> TASK TO CARRY OUT: How many lines in the data below contain the string "temperature"? Reply with the number alone.

## Begin

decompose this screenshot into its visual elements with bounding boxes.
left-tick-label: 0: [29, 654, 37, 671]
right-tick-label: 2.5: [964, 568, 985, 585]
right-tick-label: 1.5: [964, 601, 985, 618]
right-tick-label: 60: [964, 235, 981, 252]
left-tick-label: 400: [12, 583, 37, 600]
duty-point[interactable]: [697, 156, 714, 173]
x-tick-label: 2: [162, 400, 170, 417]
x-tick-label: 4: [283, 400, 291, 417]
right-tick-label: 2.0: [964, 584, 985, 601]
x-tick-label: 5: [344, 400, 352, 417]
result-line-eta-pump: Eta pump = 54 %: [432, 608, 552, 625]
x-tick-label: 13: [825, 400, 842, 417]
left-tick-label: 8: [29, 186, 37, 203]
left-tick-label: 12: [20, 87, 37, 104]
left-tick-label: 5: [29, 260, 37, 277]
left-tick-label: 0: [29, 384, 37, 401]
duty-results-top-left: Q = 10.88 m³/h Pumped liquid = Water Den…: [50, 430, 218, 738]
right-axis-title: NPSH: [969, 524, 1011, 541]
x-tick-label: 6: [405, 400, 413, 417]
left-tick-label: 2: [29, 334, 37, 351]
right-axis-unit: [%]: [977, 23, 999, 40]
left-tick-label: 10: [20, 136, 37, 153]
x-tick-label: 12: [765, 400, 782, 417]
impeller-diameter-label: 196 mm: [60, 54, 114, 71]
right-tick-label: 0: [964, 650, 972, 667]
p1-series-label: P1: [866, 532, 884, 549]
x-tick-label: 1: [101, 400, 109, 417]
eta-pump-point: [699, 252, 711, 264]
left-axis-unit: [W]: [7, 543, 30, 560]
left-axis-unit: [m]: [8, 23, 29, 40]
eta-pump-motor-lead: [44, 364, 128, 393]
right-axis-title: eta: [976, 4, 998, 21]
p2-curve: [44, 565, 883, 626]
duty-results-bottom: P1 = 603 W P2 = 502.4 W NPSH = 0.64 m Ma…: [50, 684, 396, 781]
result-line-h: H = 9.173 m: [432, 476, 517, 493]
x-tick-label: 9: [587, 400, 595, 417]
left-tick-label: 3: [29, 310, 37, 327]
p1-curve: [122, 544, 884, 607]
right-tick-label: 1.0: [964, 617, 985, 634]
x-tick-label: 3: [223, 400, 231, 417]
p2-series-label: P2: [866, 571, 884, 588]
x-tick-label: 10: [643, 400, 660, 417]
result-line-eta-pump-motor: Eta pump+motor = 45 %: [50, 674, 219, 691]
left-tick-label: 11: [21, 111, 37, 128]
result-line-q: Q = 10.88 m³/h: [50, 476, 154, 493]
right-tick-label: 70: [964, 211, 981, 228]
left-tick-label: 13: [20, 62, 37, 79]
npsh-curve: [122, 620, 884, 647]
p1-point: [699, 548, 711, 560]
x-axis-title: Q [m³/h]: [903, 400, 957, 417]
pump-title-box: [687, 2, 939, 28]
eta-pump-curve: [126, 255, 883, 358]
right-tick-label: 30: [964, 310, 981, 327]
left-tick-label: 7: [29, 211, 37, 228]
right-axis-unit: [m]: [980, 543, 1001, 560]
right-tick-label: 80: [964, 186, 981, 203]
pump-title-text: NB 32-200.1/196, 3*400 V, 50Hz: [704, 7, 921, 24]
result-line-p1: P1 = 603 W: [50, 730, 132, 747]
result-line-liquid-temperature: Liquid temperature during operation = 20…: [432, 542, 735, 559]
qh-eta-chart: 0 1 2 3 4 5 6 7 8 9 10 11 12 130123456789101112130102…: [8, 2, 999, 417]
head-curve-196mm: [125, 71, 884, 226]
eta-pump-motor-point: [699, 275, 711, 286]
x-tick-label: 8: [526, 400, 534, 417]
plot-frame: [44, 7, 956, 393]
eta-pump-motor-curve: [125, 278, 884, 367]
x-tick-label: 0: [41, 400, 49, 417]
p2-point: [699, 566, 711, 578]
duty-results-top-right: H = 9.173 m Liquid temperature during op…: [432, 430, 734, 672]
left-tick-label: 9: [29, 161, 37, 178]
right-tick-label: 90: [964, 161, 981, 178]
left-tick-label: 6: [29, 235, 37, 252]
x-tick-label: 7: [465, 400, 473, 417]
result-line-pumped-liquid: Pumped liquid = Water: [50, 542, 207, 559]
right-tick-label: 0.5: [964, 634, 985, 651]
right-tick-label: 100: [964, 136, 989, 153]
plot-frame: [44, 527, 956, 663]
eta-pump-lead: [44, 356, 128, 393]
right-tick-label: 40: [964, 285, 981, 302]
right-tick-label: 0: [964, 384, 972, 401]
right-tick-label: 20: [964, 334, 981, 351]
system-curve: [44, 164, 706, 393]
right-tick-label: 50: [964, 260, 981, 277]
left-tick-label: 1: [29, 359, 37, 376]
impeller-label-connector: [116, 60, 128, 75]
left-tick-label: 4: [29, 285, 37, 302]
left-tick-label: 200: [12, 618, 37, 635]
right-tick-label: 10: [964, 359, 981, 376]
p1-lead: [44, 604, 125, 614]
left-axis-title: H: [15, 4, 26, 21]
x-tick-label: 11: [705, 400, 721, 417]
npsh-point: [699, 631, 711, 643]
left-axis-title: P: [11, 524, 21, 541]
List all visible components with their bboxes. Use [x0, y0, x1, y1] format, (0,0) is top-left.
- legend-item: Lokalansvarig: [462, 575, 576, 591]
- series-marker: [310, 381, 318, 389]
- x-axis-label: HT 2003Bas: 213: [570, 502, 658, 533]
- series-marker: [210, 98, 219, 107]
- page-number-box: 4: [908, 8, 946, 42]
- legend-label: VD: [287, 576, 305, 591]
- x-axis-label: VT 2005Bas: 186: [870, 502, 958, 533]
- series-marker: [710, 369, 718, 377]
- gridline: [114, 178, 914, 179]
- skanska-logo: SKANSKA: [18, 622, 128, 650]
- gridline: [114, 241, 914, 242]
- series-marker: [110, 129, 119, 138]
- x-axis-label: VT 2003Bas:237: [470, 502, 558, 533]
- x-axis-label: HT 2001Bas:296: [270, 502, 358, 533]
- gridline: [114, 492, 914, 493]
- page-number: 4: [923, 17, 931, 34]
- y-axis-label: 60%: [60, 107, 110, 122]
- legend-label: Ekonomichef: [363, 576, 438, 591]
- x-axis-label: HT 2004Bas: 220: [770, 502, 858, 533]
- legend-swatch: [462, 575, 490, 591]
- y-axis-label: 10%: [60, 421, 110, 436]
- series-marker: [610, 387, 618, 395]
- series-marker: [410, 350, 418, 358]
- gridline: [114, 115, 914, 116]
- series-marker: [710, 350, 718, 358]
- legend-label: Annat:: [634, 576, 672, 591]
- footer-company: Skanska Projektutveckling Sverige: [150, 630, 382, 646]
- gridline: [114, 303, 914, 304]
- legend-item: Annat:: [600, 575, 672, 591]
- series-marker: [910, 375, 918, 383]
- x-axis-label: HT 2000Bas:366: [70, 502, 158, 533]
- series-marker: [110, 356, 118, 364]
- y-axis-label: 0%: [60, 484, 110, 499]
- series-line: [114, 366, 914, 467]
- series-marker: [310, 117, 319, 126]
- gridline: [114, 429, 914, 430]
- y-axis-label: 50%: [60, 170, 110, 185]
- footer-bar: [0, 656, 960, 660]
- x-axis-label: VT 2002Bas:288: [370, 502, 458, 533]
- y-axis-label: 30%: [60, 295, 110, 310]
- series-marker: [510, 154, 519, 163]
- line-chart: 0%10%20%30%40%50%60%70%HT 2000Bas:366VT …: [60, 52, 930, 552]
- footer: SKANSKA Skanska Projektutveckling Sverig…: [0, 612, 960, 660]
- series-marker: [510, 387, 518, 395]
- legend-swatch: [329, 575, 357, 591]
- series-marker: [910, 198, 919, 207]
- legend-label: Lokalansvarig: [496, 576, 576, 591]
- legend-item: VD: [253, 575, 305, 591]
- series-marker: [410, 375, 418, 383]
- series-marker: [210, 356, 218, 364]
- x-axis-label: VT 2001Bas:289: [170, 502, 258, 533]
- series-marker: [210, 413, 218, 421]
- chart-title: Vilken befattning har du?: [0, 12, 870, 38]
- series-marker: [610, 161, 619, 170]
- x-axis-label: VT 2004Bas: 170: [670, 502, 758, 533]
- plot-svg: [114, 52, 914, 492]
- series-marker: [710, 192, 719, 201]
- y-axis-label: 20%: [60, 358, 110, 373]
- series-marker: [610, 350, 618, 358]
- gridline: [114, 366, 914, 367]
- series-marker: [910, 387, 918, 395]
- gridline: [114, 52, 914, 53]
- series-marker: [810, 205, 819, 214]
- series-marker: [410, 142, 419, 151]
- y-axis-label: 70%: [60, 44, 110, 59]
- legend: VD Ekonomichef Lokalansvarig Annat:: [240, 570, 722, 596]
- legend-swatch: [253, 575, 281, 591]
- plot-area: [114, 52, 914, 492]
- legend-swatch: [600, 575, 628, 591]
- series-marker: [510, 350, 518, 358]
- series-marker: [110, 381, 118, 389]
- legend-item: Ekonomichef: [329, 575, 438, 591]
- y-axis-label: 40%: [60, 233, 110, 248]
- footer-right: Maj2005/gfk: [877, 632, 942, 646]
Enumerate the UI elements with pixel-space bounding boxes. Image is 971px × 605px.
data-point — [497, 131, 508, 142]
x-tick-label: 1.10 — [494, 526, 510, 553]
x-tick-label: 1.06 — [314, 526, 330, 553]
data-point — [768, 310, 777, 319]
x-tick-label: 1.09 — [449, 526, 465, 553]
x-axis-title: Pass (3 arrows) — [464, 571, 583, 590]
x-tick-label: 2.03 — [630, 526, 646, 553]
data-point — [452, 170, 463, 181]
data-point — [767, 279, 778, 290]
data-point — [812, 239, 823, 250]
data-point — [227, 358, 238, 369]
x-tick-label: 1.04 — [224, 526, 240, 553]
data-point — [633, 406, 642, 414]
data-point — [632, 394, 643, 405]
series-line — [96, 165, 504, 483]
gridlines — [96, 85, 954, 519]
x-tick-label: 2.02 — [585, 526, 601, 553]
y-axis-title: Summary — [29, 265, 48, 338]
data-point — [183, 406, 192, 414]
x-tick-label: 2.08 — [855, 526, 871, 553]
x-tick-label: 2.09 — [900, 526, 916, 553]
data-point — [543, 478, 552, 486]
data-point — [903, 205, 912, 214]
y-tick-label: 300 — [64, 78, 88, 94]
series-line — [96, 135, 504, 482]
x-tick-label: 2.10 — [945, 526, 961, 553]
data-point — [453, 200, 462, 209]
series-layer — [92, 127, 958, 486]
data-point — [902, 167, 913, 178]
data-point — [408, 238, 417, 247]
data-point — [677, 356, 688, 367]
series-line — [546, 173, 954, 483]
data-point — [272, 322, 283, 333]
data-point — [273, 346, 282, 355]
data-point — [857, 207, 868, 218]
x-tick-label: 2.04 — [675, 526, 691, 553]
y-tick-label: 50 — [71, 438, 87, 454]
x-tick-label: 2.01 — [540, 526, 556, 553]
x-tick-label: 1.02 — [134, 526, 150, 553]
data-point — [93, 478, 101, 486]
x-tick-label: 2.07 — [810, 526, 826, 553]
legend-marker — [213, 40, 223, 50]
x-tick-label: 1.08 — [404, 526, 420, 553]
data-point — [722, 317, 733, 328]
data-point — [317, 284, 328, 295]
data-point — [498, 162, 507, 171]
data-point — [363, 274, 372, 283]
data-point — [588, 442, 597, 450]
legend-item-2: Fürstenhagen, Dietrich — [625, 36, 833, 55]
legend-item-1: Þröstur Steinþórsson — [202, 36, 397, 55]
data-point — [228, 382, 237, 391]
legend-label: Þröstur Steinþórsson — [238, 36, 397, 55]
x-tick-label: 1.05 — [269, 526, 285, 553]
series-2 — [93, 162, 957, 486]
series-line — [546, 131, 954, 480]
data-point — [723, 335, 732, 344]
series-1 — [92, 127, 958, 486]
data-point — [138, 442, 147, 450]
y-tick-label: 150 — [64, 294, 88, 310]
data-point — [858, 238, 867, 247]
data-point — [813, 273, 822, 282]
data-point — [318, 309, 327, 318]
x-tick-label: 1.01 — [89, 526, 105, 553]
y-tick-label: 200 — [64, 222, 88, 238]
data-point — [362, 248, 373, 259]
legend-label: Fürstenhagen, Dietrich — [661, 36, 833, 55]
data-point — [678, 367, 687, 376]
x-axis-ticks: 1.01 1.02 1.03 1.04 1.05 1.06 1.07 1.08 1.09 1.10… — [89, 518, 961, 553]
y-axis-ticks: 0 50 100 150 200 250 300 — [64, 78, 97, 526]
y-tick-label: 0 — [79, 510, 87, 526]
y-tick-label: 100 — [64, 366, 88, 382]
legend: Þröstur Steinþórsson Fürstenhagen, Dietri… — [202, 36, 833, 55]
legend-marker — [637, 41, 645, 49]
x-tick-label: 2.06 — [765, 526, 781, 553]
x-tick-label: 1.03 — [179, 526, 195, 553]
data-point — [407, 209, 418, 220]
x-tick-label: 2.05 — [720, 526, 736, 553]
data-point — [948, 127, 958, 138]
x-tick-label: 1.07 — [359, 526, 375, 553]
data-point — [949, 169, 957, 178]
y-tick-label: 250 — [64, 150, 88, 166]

## End

> RIGHT ANSWER: 2